▸ **REQUIREMENTS**
Go through the data below. Pull out every line that has the word "Asya".

[A run of records]
>>>>
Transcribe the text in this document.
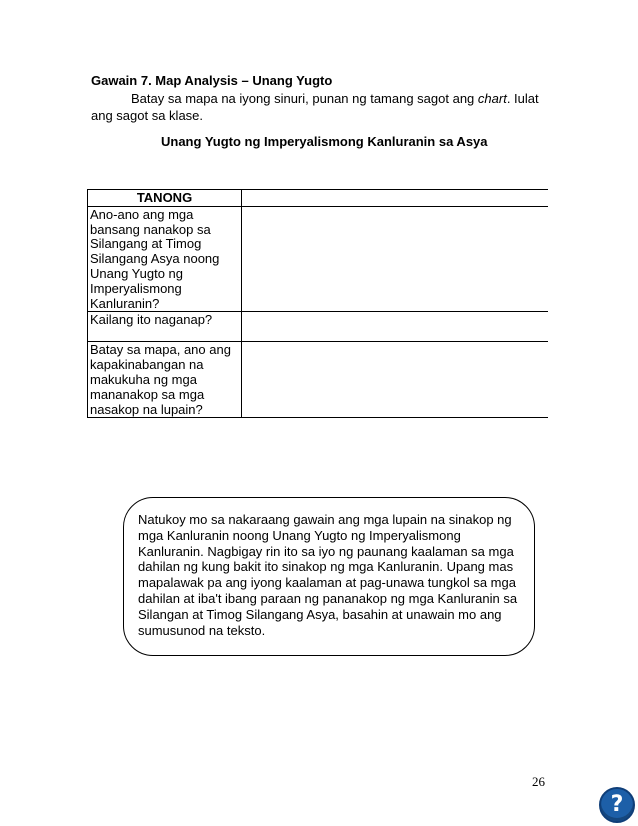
Gawain 7. Map Analysis – Unang Yugto

Batay sa mapa na iyong sinuri, punan ng tamang sagot ang chart. Iulat
ang sagot sa klase.

Unang Yugto ng Imperyalismong Kanluranin sa Asya
TANONG	
Ano-ano ang mga bansang nanakop sa Silangang at Timog Silangang Asya noong Unang Yugto ng Imperyalismong Kanluranin?	
Kailang ito naganap?	
Batay sa mapa, ano ang kapakinabangan na makukuha ng mga mananakop sa mga nasakop na lupain?	

Natukoy mo sa nakaraang gawain ang mga lupain na sinakop ng mga Kanluranin noong Unang Yugto ng Imperyalismong Kanluranin. Nagbigay rin ito sa iyo ng paunang kaalaman sa mga dahilan ng kung bakit ito sinakop ng mga Kanluranin. Upang mas mapalawak pa ang iyong kaalaman at pag-unawa tungkol sa mga dahilan at iba't ibang paraan ng pananakop ng mga Kanluranin sa Silangan at Timog Silangang Asya, basahin at unawain mo ang sumusunod na teksto.

26
?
<<<<
▸ **RESPONSE BELOW**
Unang Yugto ng Imperyalismong Kanluranin sa Asya
Ano-ano ang mga bansang nanakop sa Silangang at Timog Silangang Asya noong Unang Yugto ng Imperyalismong Kanluranin?	
Natukoy mo sa nakaraang gawain ang mga lupain na sinakop ng mga Kanluranin noong Unang Yugto ng Imperyalismong Kanluranin. Nagbigay rin ito sa iyo ng paunang kaalaman sa mga dahilan ng kung bakit ito sinakop ng mga Kanluranin. Upang mas mapalawak pa ang iyong kaalaman at pag-unawa tungkol sa mga dahilan at iba't ibang paraan ng pananakop ng mga Kanluranin sa Silangan at Timog Silangang Asya, basahin at unawain mo ang sumusunod na teksto.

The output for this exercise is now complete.